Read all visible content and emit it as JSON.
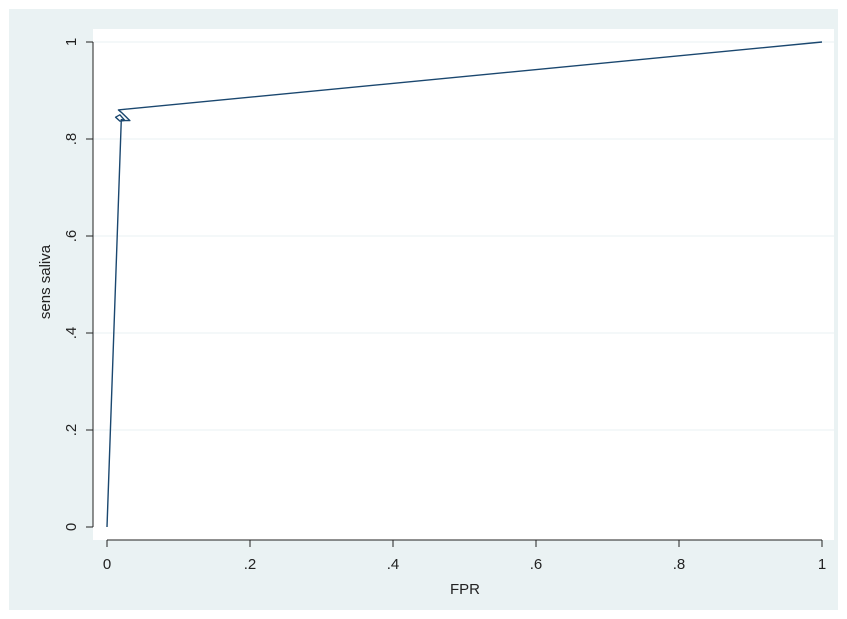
{
  "chart_data": {
    "type": "line",
    "title": "",
    "xlabel": "FPR",
    "ylabel": "sens saliva",
    "xlim": [
      0,
      1
    ],
    "ylim": [
      0,
      1
    ],
    "x_ticks": [
      0,
      0.2,
      0.4,
      0.6,
      0.8,
      1
    ],
    "x_tick_labels": [
      "0",
      ".2",
      ".4",
      ".6",
      ".8",
      "1"
    ],
    "y_ticks": [
      0,
      0.2,
      0.4,
      0.6,
      0.8,
      1
    ],
    "y_tick_labels": [
      "0",
      ".2",
      ".4",
      ".6",
      ".8",
      "1"
    ],
    "grid": true,
    "series": [
      {
        "x": [
          0,
          0.02,
          0.025,
          0.018,
          0.012,
          0.018,
          0.025,
          0.032,
          0.02,
          0.016,
          1
        ],
        "y": [
          0,
          0.84,
          0.838,
          0.837,
          0.845,
          0.85,
          0.838,
          0.838,
          0.855,
          0.86,
          1
        ]
      }
    ]
  },
  "colors": {
    "page_background": "#ffffff",
    "outer_background": "#eaf2f3",
    "plot_background": "#ffffff",
    "grid": "#eaf2f3",
    "line": "#1a476f",
    "axis": "#222222"
  }
}
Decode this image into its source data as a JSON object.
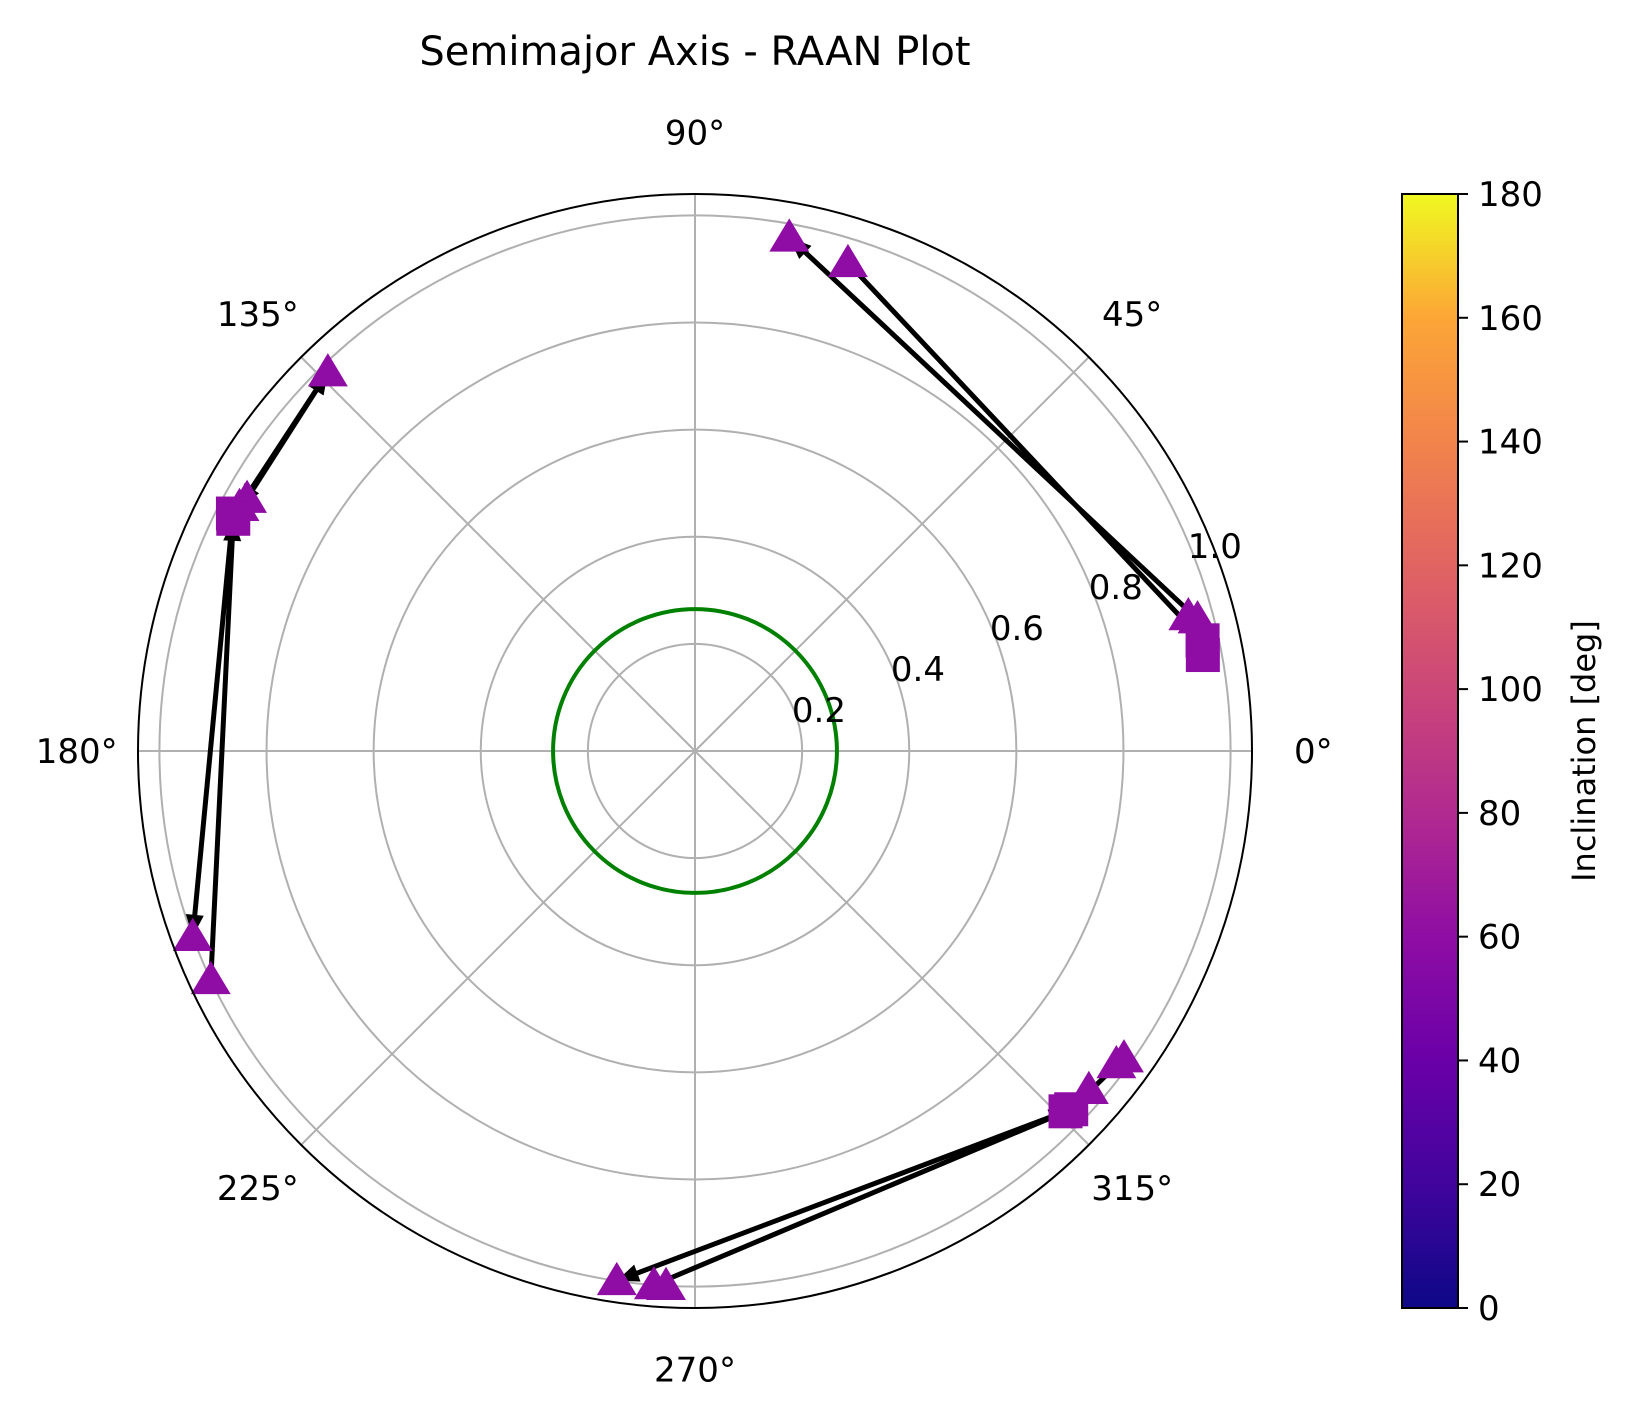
{
  "chart_data": {
    "type": "scatter",
    "subtype": "polar",
    "title": "Semimajor Axis - RAAN Plot",
    "angle_unit": "degrees",
    "angle_ticks": [
      "0°",
      "45°",
      "90°",
      "135°",
      "180°",
      "225°",
      "270°",
      "315°"
    ],
    "radial_ticks": [
      "0.2",
      "0.4",
      "0.6",
      "0.8",
      "1.0"
    ],
    "radial_tick_values": [
      0.2,
      0.4,
      0.6,
      0.8,
      1.0
    ],
    "rlim": [
      0,
      1.04
    ],
    "grid": true,
    "reference_circle": {
      "r": 0.265,
      "color": "#008000"
    },
    "marker_color": "#8f0da4",
    "colorbar": {
      "label": "Inclination [deg]",
      "ticks": [
        "0",
        "20",
        "40",
        "60",
        "80",
        "100",
        "120",
        "140",
        "160",
        "180"
      ],
      "range": [
        0,
        180
      ],
      "colormap": "plasma"
    },
    "markers": [
      {
        "shape": "triangle",
        "theta": 79.6,
        "r": 0.975,
        "inclination": 57
      },
      {
        "shape": "triangle",
        "theta": 72.6,
        "r": 0.955,
        "inclination": 57
      },
      {
        "shape": "triangle",
        "theta": 14.7,
        "r": 0.97,
        "inclination": 57
      },
      {
        "shape": "triangle",
        "theta": 15.3,
        "r": 0.955,
        "inclination": 57
      },
      {
        "shape": "square",
        "theta": 12.3,
        "r": 0.97,
        "inclination": 57
      },
      {
        "shape": "square",
        "theta": 10.7,
        "r": 0.965,
        "inclination": 57
      },
      {
        "shape": "triangle",
        "theta": 134.1,
        "r": 0.985,
        "inclination": 57
      },
      {
        "shape": "triangle",
        "theta": 150.6,
        "r": 0.96,
        "inclination": 57
      },
      {
        "shape": "triangle",
        "theta": 151.8,
        "r": 0.965,
        "inclination": 57
      },
      {
        "shape": "square",
        "theta": 152.8,
        "r": 0.97,
        "inclination": 57
      },
      {
        "shape": "square",
        "theta": 153.3,
        "r": 0.965,
        "inclination": 57
      },
      {
        "shape": "triangle",
        "theta": 200.3,
        "r": 1.0,
        "inclination": 57
      },
      {
        "shape": "triangle",
        "theta": 205.3,
        "r": 1.0,
        "inclination": 57
      },
      {
        "shape": "triangle",
        "theta": 261.6,
        "r": 1.0,
        "inclination": 57
      },
      {
        "shape": "triangle",
        "theta": 265.6,
        "r": 1.0,
        "inclination": 57
      },
      {
        "shape": "triangle",
        "theta": 266.9,
        "r": 1.0,
        "inclination": 57
      },
      {
        "shape": "triangle",
        "theta": 324.4,
        "r": 0.985,
        "inclination": 57
      },
      {
        "shape": "triangle",
        "theta": 323.4,
        "r": 0.98,
        "inclination": 57
      },
      {
        "shape": "triangle",
        "theta": 319.3,
        "r": 0.97,
        "inclination": 57
      },
      {
        "shape": "square",
        "theta": 316.4,
        "r": 0.97,
        "inclination": 57
      },
      {
        "shape": "square",
        "theta": 315.8,
        "r": 0.965,
        "inclination": 57
      }
    ],
    "arrows": [
      {
        "from": {
          "theta": 14.7,
          "r": 0.97
        },
        "to": {
          "theta": 79.6,
          "r": 0.975
        }
      },
      {
        "from": {
          "theta": 72.6,
          "r": 0.955
        },
        "to": {
          "theta": 12.3,
          "r": 0.97
        }
      },
      {
        "from": {
          "theta": 150.6,
          "r": 0.96
        },
        "to": {
          "theta": 134.1,
          "r": 0.985
        }
      },
      {
        "from": {
          "theta": 134.1,
          "r": 0.985
        },
        "to": {
          "theta": 151.8,
          "r": 0.965
        }
      },
      {
        "from": {
          "theta": 152.8,
          "r": 0.97
        },
        "to": {
          "theta": 200.3,
          "r": 1.0
        }
      },
      {
        "from": {
          "theta": 205.3,
          "r": 1.0
        },
        "to": {
          "theta": 153.3,
          "r": 0.965
        }
      },
      {
        "from": {
          "theta": 316.4,
          "r": 0.97
        },
        "to": {
          "theta": 261.6,
          "r": 1.0
        }
      },
      {
        "from": {
          "theta": 265.6,
          "r": 1.0
        },
        "to": {
          "theta": 316.4,
          "r": 0.97
        }
      },
      {
        "from": {
          "theta": 324.4,
          "r": 0.985
        },
        "to": {
          "theta": 316.4,
          "r": 0.97
        }
      }
    ]
  }
}
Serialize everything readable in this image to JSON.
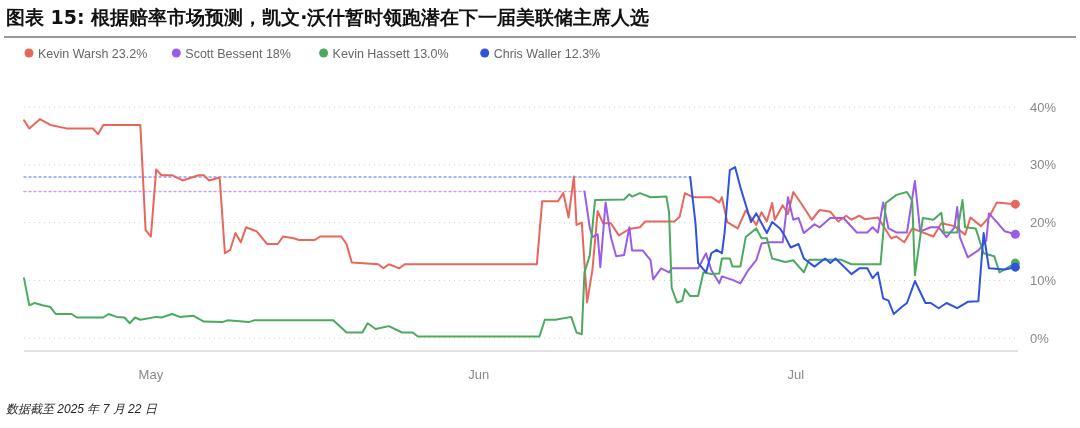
+ + + + + + +
Description of the task =>
Write out the records above exactly as they stand, leaving out every picture.

Problem solution =>
Read all visible content and emit it as JSON.
{
  "chart_data": {
    "type": "line",
    "title": "",
    "xlabel": "FPR",
    "ylabel": "sens saliva",
    "xlim": [
      0,
      1
    ],
    "ylim": [
      0,
      1
    ],
    "x_ticks": [
      0,
      0.2,
      0.4,
      0.6,
      0.8,
      1
    ],
    "x_tick_labels": [
      "0",
      ".2",
      ".4",
      ".6",
      ".8",
      "1"
    ],
    "y_ticks": [
      0,
      0.2,
      0.4,
      0.6,
      0.8,
      1
    ],
    "y_tick_labels": [
      "0",
      ".2",
      ".4",
      ".6",
      ".8",
      "1"
    ],
    "grid": true,
    "series": [
      {
        "x": [
          0,
          0.02,
          0.025,
          0.018,
          0.012,
          0.018,
          0.025,
          0.032,
          0.02,
          0.016,
          1
        ],
        "y": [
          0,
          0.84,
          0.838,
          0.837,
          0.845,
          0.85,
          0.838,
          0.838,
          0.855,
          0.86,
          1
        ]
      }
    ]
  },
  "colors": {
    "page_background": "#ffffff",
    "outer_background": "#eaf2f3",
    "plot_background": "#ffffff",
    "grid": "#eaf2f3",
    "line": "#1a476f",
    "axis": "#222222"
  }
}
Decode this image into its source data as a JSON object.
{
  "chart_data": {
    "type": "scatter",
    "subtype": "polar",
    "title": "Semimajor Axis - RAAN Plot",
    "angle_unit": "degrees",
    "angle_ticks": [
      "0°",
      "45°",
      "90°",
      "135°",
      "180°",
      "225°",
      "270°",
      "315°"
    ],
    "radial_ticks": [
      "0.2",
      "0.4",
      "0.6",
      "0.8",
      "1.0"
    ],
    "radial_tick_values": [
      0.2,
      0.4,
      0.6,
      0.8,
      1.0
    ],
    "rlim": [
      0,
      1.04
    ],
    "grid": true,
    "reference_circle": {
      "r": 0.265,
      "color": "#008000"
    },
    "marker_color": "#8f0da4",
    "colorbar": {
      "label": "Inclination [deg]",
      "ticks": [
        "0",
        "20",
        "40",
        "60",
        "80",
        "100",
        "120",
        "140",
        "160",
        "180"
      ],
      "range": [
        0,
        180
      ],
      "colormap": "plasma"
    },
    "markers": [
      {
        "shape": "triangle",
        "theta": 79.6,
        "r": 0.975,
        "inclination": 57
      },
      {
        "shape": "triangle",
        "theta": 72.6,
        "r": 0.955,
        "inclination": 57
      },
      {
        "shape": "triangle",
        "theta": 14.7,
        "r": 0.97,
        "inclination": 57
      },
      {
        "shape": "triangle",
        "theta": 15.3,
        "r": 0.955,
        "inclination": 57
      },
      {
        "shape": "square",
        "theta": 12.3,
        "r": 0.97,
        "inclination": 57
      },
      {
        "shape": "square",
        "theta": 10.7,
        "r": 0.965,
        "inclination": 57
      },
      {
        "shape": "triangle",
        "theta": 134.1,
        "r": 0.985,
        "inclination": 57
      },
      {
        "shape": "triangle",
        "theta": 150.6,
        "r": 0.96,
        "inclination": 57
      },
      {
        "shape": "triangle",
        "theta": 151.8,
        "r": 0.965,
        "inclination": 57
      },
      {
        "shape": "square",
        "theta": 152.8,
        "r": 0.97,
        "inclination": 57
      },
      {
        "shape": "square",
        "theta": 153.3,
        "r": 0.965,
        "inclination": 57
      },
      {
        "shape": "triangle",
        "theta": 200.3,
        "r": 1.0,
        "inclination": 57
      },
      {
        "shape": "triangle",
        "theta": 205.3,
        "r": 1.0,
        "inclination": 57
      },
      {
        "shape": "triangle",
        "theta": 261.6,
        "r": 1.0,
        "inclination": 57
      },
      {
        "shape": "triangle",
        "theta": 265.6,
        "r": 1.0,
        "inclination": 57
      },
      {
        "shape": "triangle",
        "theta": 266.9,
        "r": 1.0,
        "inclination": 57
      },
      {
        "shape": "triangle",
        "theta": 324.4,
        "r": 0.985,
        "inclination": 57
      },
      {
        "shape": "triangle",
        "theta": 323.4,
        "r": 0.98,
        "inclination": 57
      },
      {
        "shape": "triangle",
        "theta": 319.3,
        "r": 0.97,
        "inclination": 57
      },
      {
        "shape": "square",
        "theta": 316.4,
        "r": 0.97,
        "inclination": 57
      },
      {
        "shape": "square",
        "theta": 315.8,
        "r": 0.965,
        "inclination": 57
      }
    ],
    "arrows": [
      {
        "from": {
          "theta": 14.7,
          "r": 0.97
        },
        "to": {
          "theta": 79.6,
          "r": 0.975
        }
      },
      {
        "from": {
          "theta": 72.6,
          "r": 0.955
        },
        "to": {
          "theta": 12.3,
          "r": 0.97
        }
      },
      {
        "from": {
          "theta": 150.6,
          "r": 0.96
        },
        "to": {
          "theta": 134.1,
          "r": 0.985
        }
      },
      {
        "from": {
          "theta": 134.1,
          "r": 0.985
        },
        "to": {
          "theta": 151.8,
          "r": 0.965
        }
      },
      {
        "from": {
          "theta": 152.8,
          "r": 0.97
        },
        "to": {
          "theta": 200.3,
          "r": 1.0
        }
      },
      {
        "from": {
          "theta": 205.3,
          "r": 1.0
        },
        "to": {
          "theta": 153.3,
          "r": 0.965
        }
      },
      {
        "from": {
          "theta": 316.4,
          "r": 0.97
        },
        "to": {
          "theta": 261.6,
          "r": 1.0
        }
      },
      {
        "from": {
          "theta": 265.6,
          "r": 1.0
        },
        "to": {
          "theta": 316.4,
          "r": 0.97
        }
      },
      {
        "from": {
          "theta": 324.4,
          "r": 0.985
        },
        "to": {
          "theta": 316.4,
          "r": 0.97
        }
      }
    ]
  }
}
Serialize everything readable in this image to JSON.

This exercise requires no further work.